● **Stated exercise**
Render every line of the items as a JSON list of strings, one string per line, leaving out blank lines and the pictures.

● **Input rows**
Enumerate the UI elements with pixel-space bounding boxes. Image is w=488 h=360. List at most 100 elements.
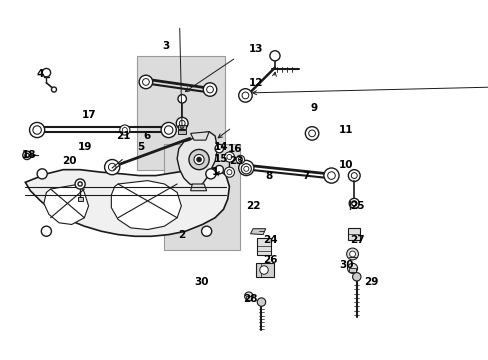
Text: 11: 11 [338, 125, 353, 135]
Text: 29: 29 [364, 277, 378, 287]
Polygon shape [25, 167, 229, 236]
Circle shape [244, 292, 252, 300]
Text: 26: 26 [263, 255, 277, 265]
Circle shape [75, 179, 85, 189]
Polygon shape [190, 132, 209, 140]
Text: 12: 12 [248, 78, 263, 88]
Polygon shape [111, 181, 181, 230]
Text: 27: 27 [349, 235, 364, 245]
Circle shape [139, 75, 152, 89]
Text: 20: 20 [62, 156, 77, 166]
Text: 4: 4 [37, 69, 44, 79]
Circle shape [51, 87, 57, 92]
Circle shape [41, 226, 51, 236]
Circle shape [236, 155, 244, 164]
Circle shape [308, 130, 315, 137]
Circle shape [351, 201, 356, 206]
Circle shape [348, 198, 359, 208]
Text: 30: 30 [194, 277, 208, 287]
Circle shape [226, 154, 231, 159]
Text: 7: 7 [302, 171, 309, 181]
Circle shape [327, 172, 335, 179]
Bar [178, 130, 186, 134]
Circle shape [78, 182, 82, 186]
Circle shape [242, 164, 249, 172]
Circle shape [201, 226, 211, 236]
Circle shape [347, 263, 357, 273]
Bar [136, 56, 225, 170]
Circle shape [178, 95, 186, 103]
Circle shape [257, 298, 265, 306]
Text: 10: 10 [338, 161, 353, 170]
Text: 18: 18 [22, 150, 36, 160]
Text: 2: 2 [178, 230, 185, 240]
Circle shape [323, 168, 338, 183]
Text: 5: 5 [137, 142, 144, 152]
Circle shape [350, 172, 356, 179]
Circle shape [197, 157, 201, 162]
Circle shape [25, 153, 29, 157]
Circle shape [104, 159, 120, 175]
Text: 13: 13 [248, 44, 262, 54]
Bar [246, 296, 251, 300]
Circle shape [37, 169, 47, 179]
Text: 28: 28 [243, 294, 257, 304]
Circle shape [352, 273, 360, 281]
Circle shape [259, 266, 268, 274]
Circle shape [161, 122, 176, 138]
Circle shape [206, 86, 213, 93]
Text: 25: 25 [349, 201, 364, 211]
Text: 15: 15 [214, 154, 228, 164]
Bar [348, 268, 355, 272]
Circle shape [203, 83, 216, 96]
Circle shape [224, 152, 234, 162]
Text: 6: 6 [143, 131, 150, 141]
Bar [178, 125, 186, 129]
Circle shape [226, 170, 231, 175]
Bar [257, 238, 270, 255]
Bar [163, 144, 239, 250]
Text: 17: 17 [81, 110, 96, 120]
Text: 30: 30 [338, 260, 353, 270]
Circle shape [224, 167, 234, 177]
Circle shape [346, 248, 358, 260]
Circle shape [242, 92, 248, 99]
Text: 19: 19 [78, 142, 92, 152]
Circle shape [238, 89, 252, 102]
Circle shape [194, 154, 203, 165]
Circle shape [215, 144, 223, 153]
Circle shape [238, 157, 242, 162]
Circle shape [205, 169, 216, 179]
Circle shape [42, 68, 50, 77]
Polygon shape [177, 132, 217, 186]
Circle shape [23, 151, 31, 159]
Circle shape [305, 127, 318, 140]
Text: 16: 16 [227, 144, 242, 154]
Text: 14: 14 [214, 142, 228, 152]
Circle shape [122, 127, 127, 132]
Text: 3: 3 [162, 41, 169, 51]
Polygon shape [190, 184, 206, 191]
Text: 24: 24 [263, 235, 277, 245]
Text: 22: 22 [246, 201, 260, 211]
Circle shape [188, 149, 209, 170]
Bar [255, 263, 274, 277]
Circle shape [142, 78, 149, 85]
Text: 8: 8 [265, 171, 272, 181]
Circle shape [241, 164, 251, 174]
Circle shape [347, 170, 360, 181]
Bar [347, 228, 360, 240]
Bar [78, 198, 82, 201]
Polygon shape [242, 164, 250, 174]
Text: 23: 23 [229, 156, 244, 166]
Circle shape [176, 117, 188, 129]
Circle shape [108, 163, 116, 171]
Text: 21: 21 [116, 131, 131, 141]
Text: 9: 9 [309, 103, 317, 113]
Circle shape [179, 120, 185, 126]
Circle shape [269, 51, 280, 61]
Circle shape [164, 126, 173, 134]
Polygon shape [44, 184, 88, 225]
Circle shape [33, 126, 41, 134]
Polygon shape [250, 229, 265, 235]
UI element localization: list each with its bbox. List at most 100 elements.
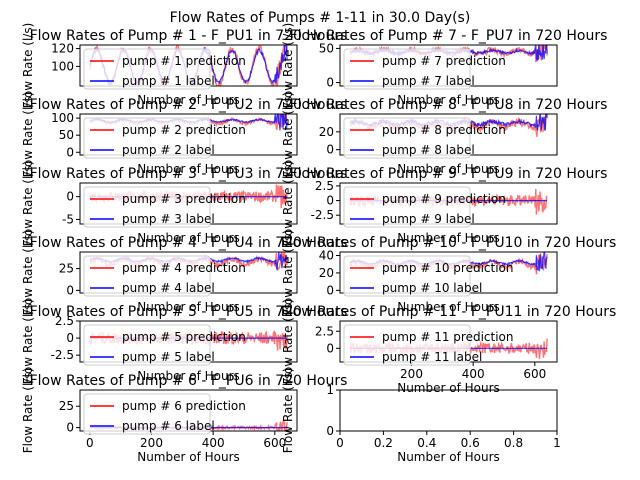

● **Response to this task**
[
  "Enumerate the UI elements with pixel-space bounding boxes. Image is w=488 h=360. List at most 100 elements.",
  "Text: 11: 11 [338, 125, 353, 135]",
  "Text: 29: 29 [364, 277, 378, 287]",
  "Polygon shape [25, 167, 229, 236]",
  "Circle shape [244, 292, 252, 300]",
  "Text: 26: 26 [263, 255, 277, 265]",
  "Circle shape [75, 179, 85, 189]",
  "Polygon shape [190, 132, 209, 140]",
  "Text: 12: 12 [248, 78, 263, 88]",
  "Polygon shape [111, 181, 181, 230]",
  "Text: 27: 27 [349, 235, 364, 245]",
  "Circle shape [139, 75, 152, 89]",
  "Text: 20: 20 [62, 156, 77, 166]",
  "Text: 4: 4 [37, 69, 44, 79]",
  "Circle shape [51, 87, 57, 92]",
  "Circle shape [41, 226, 51, 236]",
  "Circle shape [236, 155, 244, 164]",
  "Circle shape [308, 130, 315, 137]",
  "Circle shape [351, 201, 356, 206]",
  "Circle shape [348, 198, 359, 208]",
  "Text: 30: 30 [194, 277, 208, 287]",
  "Circle shape [226, 154, 231, 159]",
  "Text: 7: 7 [302, 171, 309, 181]",
  "Circle shape [327, 172, 335, 179]",
  "Bar [178, 130, 186, 134]",
  "Circle shape [78, 182, 82, 186]",
  "Circle shape [242, 164, 249, 172]",
  "Circle shape [201, 226, 211, 236]",
  "Circle shape [347, 263, 357, 273]",
  "Bar [136, 56, 225, 170]",
  "Circle shape [178, 95, 186, 103]",
  "Circle shape [257, 298, 265, 306]",
  "Text: 10: 10 [338, 161, 353, 170]",
  "Text: 18: 18 [22, 150, 36, 160]",
  "Text: 2: 2 [178, 230, 185, 240]",
  "Circle shape [323, 168, 338, 183]",
  "Text: 5: 5 [137, 142, 144, 152]",
  "Circle shape [350, 172, 356, 179]",
  "Circle shape [197, 157, 201, 162]",
  "Circle shape [25, 153, 29, 157]",
  "Circle shape [104, 159, 120, 175]",
  "Text: 13: 13 [248, 44, 262, 54]",
  "Bar [246, 296, 251, 300]",
  "Circle shape [37, 169, 47, 179]",
  "Text: 28: 28 [243, 294, 257, 304]",
  "Circle shape [352, 273, 360, 281]",
  "Circle shape [259, 266, 268, 274]",
  "Circle shape [161, 122, 176, 138]",
  "Circle shape [206, 86, 213, 93]",
  "Text: 25: 25 [349, 201, 364, 211]",
  "Text: 15: 15 [214, 154, 228, 164]",
  "Bar [348, 268, 355, 272]",
  "Circle shape [203, 83, 216, 96]",
  "Circle shape [224, 152, 234, 162]",
  "Text: 6: 6 [143, 131, 150, 141]",
  "Bar [178, 125, 186, 129]",
  "Circle shape [226, 170, 231, 175]",
  "Bar [257, 238, 270, 255]",
  "Bar [163, 144, 239, 250]",
  "Text: 17: 17 [81, 110, 96, 120]",
  "Text: 30: 30 [338, 260, 353, 270]",
  "Circle shape [224, 167, 234, 177]",
  "Circle shape [346, 248, 358, 260]",
  "Circle shape [242, 92, 248, 99]",
  "Text: 19: 19 [78, 142, 92, 152]",
  "Circle shape [238, 89, 252, 102]",
  "Circle shape [194, 154, 203, 165]",
  "Circle shape [215, 144, 223, 153]",
  "Circle shape [238, 157, 242, 162]",
  "Circle shape [205, 169, 216, 179]",
  "Circle shape [42, 68, 50, 77]",
  "Polygon shape [177, 132, 217, 186]",
  "Circle shape [23, 151, 31, 159]",
  "Circle shape [305, 127, 318, 140]",
  "Text: 16: 16 [227, 144, 242, 154]",
  "Text: 14: 14 [214, 142, 228, 152]",
  "Circle shape [122, 127, 127, 132]",
  "Text: 3: 3 [162, 41, 169, 51]",
  "Polygon shape [190, 184, 206, 191]",
  "Text: 24: 24 [263, 235, 277, 245]",
  "Text: 22: 22 [246, 201, 260, 211]",
  "Circle shape [188, 149, 209, 170]",
  "Bar [255, 263, 274, 277]",
  "Circle shape [142, 78, 149, 85]",
  "Text: 8: 8 [265, 171, 272, 181]",
  "Circle shape [241, 164, 251, 174]",
  "Circle shape [347, 170, 360, 181]",
  "Bar [347, 228, 360, 240]",
  "Bar [78, 198, 82, 201]",
  "Polygon shape [242, 164, 250, 174]",
  "Text: 23: 23 [229, 156, 244, 166]",
  "Circle shape [176, 117, 188, 129]",
  "Circle shape [108, 163, 116, 171]",
  "Text: 21: 21 [116, 131, 131, 141]",
  "Text: 9: 9 [309, 103, 317, 113]",
  "Circle shape [179, 120, 185, 126]",
  "Circle shape [269, 51, 280, 61]",
  "Circle shape [164, 126, 173, 134]",
  "Polygon shape [44, 184, 88, 225]",
  "Circle shape [33, 126, 41, 134]",
  "Polygon shape [250, 229, 265, 235]",
  "UI element localization: list each with its bbox. List at most 100 elements."
]